The records below must be duplicated exactly, character for character.

* **Provided records**
================================

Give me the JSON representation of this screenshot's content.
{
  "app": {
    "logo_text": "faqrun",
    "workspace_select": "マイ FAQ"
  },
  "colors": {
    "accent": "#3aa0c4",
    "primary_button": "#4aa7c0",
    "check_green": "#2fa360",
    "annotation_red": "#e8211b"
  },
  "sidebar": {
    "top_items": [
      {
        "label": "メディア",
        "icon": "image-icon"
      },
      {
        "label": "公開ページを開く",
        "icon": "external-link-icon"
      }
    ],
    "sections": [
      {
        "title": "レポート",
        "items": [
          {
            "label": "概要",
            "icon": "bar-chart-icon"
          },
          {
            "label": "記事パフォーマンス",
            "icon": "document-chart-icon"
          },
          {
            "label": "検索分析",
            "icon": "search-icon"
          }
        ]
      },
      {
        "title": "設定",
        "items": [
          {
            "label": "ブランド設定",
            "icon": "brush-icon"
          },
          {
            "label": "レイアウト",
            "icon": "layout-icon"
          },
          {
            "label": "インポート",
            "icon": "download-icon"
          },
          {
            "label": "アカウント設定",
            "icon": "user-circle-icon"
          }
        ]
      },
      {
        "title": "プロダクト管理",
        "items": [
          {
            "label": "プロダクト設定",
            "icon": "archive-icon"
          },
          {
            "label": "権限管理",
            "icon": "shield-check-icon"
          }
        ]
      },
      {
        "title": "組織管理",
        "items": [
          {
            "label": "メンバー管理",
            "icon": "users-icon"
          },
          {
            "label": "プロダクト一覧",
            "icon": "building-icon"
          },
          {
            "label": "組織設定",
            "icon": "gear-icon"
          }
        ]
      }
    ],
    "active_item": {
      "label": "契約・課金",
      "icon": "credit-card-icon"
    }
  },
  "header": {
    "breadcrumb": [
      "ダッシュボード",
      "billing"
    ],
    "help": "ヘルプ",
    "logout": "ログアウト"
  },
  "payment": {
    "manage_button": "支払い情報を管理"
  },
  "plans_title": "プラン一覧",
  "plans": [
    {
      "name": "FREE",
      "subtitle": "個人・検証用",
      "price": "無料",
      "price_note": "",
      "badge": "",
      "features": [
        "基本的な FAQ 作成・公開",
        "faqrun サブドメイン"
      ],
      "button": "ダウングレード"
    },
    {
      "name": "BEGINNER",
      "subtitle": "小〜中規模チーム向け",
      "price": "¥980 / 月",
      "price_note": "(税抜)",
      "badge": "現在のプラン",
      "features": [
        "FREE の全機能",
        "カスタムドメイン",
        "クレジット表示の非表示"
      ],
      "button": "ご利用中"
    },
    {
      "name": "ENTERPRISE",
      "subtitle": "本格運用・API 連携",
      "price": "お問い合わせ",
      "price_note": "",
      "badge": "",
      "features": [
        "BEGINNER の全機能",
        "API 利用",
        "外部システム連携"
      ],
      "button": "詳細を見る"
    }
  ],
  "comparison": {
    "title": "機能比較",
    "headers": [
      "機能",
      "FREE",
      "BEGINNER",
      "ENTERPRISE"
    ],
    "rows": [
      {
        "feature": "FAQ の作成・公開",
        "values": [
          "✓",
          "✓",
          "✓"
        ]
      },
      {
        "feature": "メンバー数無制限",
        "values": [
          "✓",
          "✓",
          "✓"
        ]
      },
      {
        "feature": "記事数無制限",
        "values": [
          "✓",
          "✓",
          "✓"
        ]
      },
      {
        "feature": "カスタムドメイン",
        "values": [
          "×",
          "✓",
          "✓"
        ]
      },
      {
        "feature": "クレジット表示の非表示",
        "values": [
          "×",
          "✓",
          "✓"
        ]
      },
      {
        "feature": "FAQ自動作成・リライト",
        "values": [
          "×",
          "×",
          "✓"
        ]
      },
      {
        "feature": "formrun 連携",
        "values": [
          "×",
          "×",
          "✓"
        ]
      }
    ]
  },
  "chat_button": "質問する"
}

================================

* **Expected answer**
Give me the JSON representation of this screenshot's content.
{
  "app": {
    "logo_text": "faqrun",
    "workspace_select": "マイ FAQ"
  },
  "colors": {
    "accent": "#3aa0c4",
    "primary_button": "#4aa7c0",
    "check_green": "#2fa360",
    "annotation_red": "#e8211b"
  },
  "sidebar": {
    "top_items": [
      {
        "label": "メディア",
        "icon": "image-icon"
      },
      {
        "label": "公開ページを開く",
        "icon": "external-link-icon"
      }
    ],
    "sections": [
      {
        "title": "レポート",
        "items": [
          {
            "label": "概要",
            "icon": "bar-chart-icon"
          },
          {
            "label": "記事パフォーマンス",
            "icon": "document-chart-icon"
          },
          {
            "label": "検索分析",
            "icon": "search-icon"
          }
        ]
      },
      {
        "title": "設定",
        "items": [
          {
            "label": "ブランド設定",
            "icon": "brush-icon"
          },
          {
            "label": "レイアウト",
            "icon": "layout-icon"
          },
          {
            "label": "インポート",
            "icon": "download-icon"
          },
          {
            "label": "アカウント設定",
            "icon": "user-circle-icon"
          }
        ]
      },
      {
        "title": "プロダクト管理",
        "items": [
          {
            "label": "プロダクト設定",
            "icon": "archive-icon"
          },
          {
            "label": "権限管理",
            "icon": "shield-check-icon"
          }
        ]
      },
      {
        "title": "組織管理",
        "items": [
          {
            "label": "メンバー管理",
            "icon": "users-icon"
          },
          {
            "label": "プロダクト一覧",
            "icon": "building-icon"
          },
          {
            "label": "組織設定",
            "icon": "gear-icon"
          }
        ]
      }
    ],
    "active_item": {
      "label": "契約・課金",
      "icon": "credit-card-icon"
    }
  },
  "header": {
    "breadcrumb": [
      "ダッシュボード",
      "billing"
    ],
    "help": "ヘルプ",
    "logout": "ログアウト"
  },
  "payment": {
    "manage_button": "支払い情報を管理"
  },
  "plans_title": "プラン一覧",
  "plans": [
    {
      "name": "FREE",
      "subtitle": "個人・検証用",
      "price": "無料",
      "price_note": "",
      "badge": "",
      "features": [
        "基本的な FAQ 作成・公開",
        "faqrun サブドメイン"
      ],
      "button": "ダウングレード"
    },
    {
      "name": "BEGINNER",
      "subtitle": "小〜中規模チーム向け",
      "price": "¥980 / 月",
      "price_note": "(税抜)",
      "badge": "現在のプラン",
      "features": [
        "FREE の全機能",
        "カスタムドメイン",
        "クレジット表示の非表示"
      ],
      "button": "ご利用中"
    },
    {
      "name": "ENTERPRISE",
      "subtitle": "本格運用・API 連携",
      "price": "お問い合わせ",
      "price_note": "",
      "badge": "",
      "features": [
        "BEGINNER の全機能",
        "API 利用",
        "外部システム連携"
      ],
      "button": "詳細を見る"
    }
  ],
  "comparison": {
    "title": "機能比較",
    "headers": [
      "機能",
      "FREE",
      "BEGINNER",
      "ENTERPRISE"
    ],
    "rows": [
      {
        "feature": "FAQ の作成・公開",
        "values": [
          "✓",
          "✓",
          "✓"
        ]
      },
      {
        "feature": "メンバー数無制限",
        "values": [
          "✓",
          "✓",
          "✓"
        ]
      },
      {
        "feature": "記事数無制限",
        "values": [
          "✓",
          "✓",
          "✓"
        ]
      },
      {
        "feature": "カスタムドメイン",
        "values": [
          "×",
          "✓",
          "✓"
        ]
      },
      {
        "feature": "クレジット表示の非表示",
        "values": [
          "×",
          "✓",
          "✓"
        ]
      },
      {
        "feature": "FAQ自動作成・リライト",
        "values": [
          "×",
          "×",
          "✓"
        ]
      },
      {
        "feature": "formrun 連携",
        "values": [
          "×",
          "×",
          "✓"
        ]
      }
    ]
  },
  "chat_button": "質問する"
}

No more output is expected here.